TEXTO PARA LEITURA =>

# # #

Por Sucena Shkrada Resk
O ancião Sudan, no alto dos seus 45 anos e cerca de 2,3 mil quilos e 1,82m de altura, não venceu a batalha que travava contra uma infecção que atingiu sua pata direita traseira, no mês de março. O último exemplar macho de rinoceronte-branco do norte do planeta foi submetido a uma eutanásia, que foi a opção considerada mais viável pelos veterinários que tratavam dele no Ol Pejeta Conservancy, área de proteção no Quênia, no continente africano. A sua morte, no entanto, simboliza muito mais. Significa o peso da pressão predatória praticada pelo ser humano contra diferentes espécies de fauna, ao longo de centenas de anos e a resiliência de um sobrevivente, que conseguiu ter uma trajetória de vida surpreendente.

# # #

TRABALHO PEDIDO => Escreva a continuação do texto sobre a morte do rinoceronte Sudan, começando logo após a última frase apresentada.

DADOS =>
# # #

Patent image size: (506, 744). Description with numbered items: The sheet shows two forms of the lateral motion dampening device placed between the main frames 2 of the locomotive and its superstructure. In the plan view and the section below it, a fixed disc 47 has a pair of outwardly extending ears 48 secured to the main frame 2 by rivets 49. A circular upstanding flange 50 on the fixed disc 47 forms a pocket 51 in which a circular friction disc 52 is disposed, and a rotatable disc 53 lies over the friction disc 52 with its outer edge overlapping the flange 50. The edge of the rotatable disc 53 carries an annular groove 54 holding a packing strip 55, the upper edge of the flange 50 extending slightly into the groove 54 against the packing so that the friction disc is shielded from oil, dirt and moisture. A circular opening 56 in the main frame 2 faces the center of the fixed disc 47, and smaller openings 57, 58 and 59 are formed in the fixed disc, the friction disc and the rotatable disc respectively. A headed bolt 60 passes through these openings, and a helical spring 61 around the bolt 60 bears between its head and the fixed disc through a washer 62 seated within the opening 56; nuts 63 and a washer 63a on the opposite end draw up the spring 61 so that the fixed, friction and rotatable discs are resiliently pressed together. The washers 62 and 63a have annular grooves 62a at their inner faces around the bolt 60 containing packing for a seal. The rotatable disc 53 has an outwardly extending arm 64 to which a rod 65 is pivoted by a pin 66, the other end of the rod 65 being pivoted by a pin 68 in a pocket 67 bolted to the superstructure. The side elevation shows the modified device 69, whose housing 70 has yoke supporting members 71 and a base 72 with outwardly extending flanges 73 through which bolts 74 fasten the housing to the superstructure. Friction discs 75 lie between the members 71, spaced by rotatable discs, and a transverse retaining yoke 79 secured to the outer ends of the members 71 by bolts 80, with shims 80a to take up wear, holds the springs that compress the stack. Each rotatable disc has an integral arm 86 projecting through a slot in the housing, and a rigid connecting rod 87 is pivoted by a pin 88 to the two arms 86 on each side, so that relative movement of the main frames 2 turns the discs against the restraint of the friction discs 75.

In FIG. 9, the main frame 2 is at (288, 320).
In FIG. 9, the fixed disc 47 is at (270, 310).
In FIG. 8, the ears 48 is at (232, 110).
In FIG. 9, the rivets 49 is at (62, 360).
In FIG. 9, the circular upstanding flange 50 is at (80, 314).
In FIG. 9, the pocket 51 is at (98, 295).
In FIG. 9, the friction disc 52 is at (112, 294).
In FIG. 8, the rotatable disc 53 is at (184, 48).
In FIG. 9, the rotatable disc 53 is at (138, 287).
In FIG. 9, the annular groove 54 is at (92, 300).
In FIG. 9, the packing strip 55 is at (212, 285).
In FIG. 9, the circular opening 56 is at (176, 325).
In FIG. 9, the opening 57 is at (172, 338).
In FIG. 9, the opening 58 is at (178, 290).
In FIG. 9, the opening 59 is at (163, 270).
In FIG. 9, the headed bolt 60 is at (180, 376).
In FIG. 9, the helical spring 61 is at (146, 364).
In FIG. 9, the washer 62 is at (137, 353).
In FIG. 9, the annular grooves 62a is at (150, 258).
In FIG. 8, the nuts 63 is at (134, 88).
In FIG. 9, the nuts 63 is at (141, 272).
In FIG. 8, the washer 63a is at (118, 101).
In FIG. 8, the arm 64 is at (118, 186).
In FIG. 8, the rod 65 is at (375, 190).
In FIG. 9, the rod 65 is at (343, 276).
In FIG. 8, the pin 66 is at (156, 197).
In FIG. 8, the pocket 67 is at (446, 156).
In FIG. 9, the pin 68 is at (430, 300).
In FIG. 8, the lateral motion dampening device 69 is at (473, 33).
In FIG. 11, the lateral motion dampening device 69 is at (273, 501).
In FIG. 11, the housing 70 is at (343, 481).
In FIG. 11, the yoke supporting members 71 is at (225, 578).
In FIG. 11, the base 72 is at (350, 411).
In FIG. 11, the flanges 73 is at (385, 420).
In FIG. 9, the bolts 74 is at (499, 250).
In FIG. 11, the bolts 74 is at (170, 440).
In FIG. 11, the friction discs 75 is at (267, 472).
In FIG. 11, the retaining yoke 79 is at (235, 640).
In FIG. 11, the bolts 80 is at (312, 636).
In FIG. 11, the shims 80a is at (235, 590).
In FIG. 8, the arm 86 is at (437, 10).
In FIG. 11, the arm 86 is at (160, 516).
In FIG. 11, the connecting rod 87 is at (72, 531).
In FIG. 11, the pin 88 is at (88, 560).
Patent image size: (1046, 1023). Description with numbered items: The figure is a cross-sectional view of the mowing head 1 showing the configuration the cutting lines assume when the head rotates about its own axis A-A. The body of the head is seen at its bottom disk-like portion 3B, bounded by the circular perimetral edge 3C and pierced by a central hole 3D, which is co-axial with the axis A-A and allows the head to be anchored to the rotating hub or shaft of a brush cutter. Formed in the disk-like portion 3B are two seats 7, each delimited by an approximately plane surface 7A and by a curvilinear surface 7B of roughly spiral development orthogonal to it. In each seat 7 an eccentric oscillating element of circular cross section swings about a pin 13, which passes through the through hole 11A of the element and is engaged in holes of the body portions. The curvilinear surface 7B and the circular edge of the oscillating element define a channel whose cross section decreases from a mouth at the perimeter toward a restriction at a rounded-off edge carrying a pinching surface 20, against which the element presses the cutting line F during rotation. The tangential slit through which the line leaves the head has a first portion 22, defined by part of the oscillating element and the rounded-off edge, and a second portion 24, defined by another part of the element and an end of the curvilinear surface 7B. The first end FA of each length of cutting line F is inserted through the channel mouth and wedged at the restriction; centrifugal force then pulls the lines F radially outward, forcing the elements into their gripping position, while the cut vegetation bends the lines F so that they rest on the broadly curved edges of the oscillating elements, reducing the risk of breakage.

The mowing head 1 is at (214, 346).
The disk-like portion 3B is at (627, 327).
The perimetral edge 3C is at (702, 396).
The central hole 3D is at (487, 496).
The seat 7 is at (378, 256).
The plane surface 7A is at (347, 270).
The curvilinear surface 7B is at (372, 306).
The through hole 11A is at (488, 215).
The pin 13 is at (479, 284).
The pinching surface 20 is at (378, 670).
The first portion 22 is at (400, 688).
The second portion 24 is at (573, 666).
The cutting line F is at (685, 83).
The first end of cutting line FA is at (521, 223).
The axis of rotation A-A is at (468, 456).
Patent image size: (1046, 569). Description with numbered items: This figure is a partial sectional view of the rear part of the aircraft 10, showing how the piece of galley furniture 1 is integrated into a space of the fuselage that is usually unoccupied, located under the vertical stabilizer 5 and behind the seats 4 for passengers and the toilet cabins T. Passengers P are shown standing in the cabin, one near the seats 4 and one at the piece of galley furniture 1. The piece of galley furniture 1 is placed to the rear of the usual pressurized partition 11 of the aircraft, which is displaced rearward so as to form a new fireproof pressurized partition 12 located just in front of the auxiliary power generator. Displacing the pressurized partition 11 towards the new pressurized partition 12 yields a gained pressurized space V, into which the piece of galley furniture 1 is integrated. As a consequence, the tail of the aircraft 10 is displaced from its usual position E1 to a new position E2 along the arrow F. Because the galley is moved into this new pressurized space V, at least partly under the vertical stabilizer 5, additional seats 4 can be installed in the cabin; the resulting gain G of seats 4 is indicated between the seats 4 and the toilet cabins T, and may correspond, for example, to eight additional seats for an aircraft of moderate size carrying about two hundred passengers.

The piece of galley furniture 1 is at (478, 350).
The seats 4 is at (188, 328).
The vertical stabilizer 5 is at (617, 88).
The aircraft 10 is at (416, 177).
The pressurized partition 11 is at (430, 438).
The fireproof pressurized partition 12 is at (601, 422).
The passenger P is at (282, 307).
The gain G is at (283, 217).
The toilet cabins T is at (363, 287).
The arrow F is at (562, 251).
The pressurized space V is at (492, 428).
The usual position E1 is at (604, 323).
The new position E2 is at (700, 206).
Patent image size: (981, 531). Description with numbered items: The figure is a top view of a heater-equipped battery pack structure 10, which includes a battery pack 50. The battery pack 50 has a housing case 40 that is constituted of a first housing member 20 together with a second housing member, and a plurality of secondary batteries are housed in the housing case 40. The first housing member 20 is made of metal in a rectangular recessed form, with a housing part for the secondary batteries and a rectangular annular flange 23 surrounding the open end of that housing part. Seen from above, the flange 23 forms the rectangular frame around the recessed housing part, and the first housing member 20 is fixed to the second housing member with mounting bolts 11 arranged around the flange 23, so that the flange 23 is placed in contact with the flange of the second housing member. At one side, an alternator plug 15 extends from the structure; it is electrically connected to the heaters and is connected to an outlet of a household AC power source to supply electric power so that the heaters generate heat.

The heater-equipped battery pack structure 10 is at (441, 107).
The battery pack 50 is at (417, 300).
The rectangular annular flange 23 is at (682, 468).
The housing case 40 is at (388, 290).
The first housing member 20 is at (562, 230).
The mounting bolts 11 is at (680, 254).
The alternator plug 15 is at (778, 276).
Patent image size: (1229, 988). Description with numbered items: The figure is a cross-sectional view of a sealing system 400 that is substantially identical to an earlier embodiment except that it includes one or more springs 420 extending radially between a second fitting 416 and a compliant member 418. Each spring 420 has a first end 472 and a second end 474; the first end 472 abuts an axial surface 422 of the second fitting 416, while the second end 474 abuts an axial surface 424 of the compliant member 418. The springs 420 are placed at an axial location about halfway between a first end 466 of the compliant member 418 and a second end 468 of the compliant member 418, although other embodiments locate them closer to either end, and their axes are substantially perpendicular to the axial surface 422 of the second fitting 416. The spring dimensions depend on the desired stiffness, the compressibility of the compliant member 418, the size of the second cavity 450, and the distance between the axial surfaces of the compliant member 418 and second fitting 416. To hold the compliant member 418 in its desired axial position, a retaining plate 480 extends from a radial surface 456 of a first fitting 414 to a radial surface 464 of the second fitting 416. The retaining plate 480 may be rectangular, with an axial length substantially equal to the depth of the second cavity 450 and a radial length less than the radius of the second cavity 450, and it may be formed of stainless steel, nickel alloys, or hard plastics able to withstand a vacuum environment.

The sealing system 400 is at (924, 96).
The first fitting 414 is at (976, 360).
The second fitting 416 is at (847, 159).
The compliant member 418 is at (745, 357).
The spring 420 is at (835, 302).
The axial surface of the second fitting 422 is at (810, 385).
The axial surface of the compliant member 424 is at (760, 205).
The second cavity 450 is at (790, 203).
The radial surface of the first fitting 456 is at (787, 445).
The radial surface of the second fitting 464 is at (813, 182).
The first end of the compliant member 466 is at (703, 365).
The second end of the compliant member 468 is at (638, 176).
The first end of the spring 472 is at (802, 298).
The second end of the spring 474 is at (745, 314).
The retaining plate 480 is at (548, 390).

# # #

PROBLEMA RESOLVIDO =>
O imponente mamífero conseguiu fugir das estatísticas de vítimas fatais de caçadores, ao ser transferido décadas atrás ao zoo de Dvůr Králové, só retornando ao seu habitat mais recentemente, pouco antes da sua morte. Para se ter uma ideia, nos anos 70, eram encontrados somente cerca de 500 exemplares dessa subespécie de mamífero. O interesse pelos chifres desses animais em um mercado clandestino principalmente asiático teve um poder devastador de destruição.
Hoje restam apenas duas fêmeas – Najin, filha de Sudan, e Fatu, sua neta. Pesquisadores tentam viabilizar por meio de informações genéticas (sêmen) de Sudan ou de rinocerontes-brancos do sul, a inseminação artificial e, com isso, a possibilidade de que haja a gestação de embriões em uma reprodução assistida. A chance de êxito é considerada mínima e o custo do procedimento é alto, exigindo angariar recursos. Outro parente desta espécie, o rinoceronte-negro do Oeste Africano também foi extinto em 2011.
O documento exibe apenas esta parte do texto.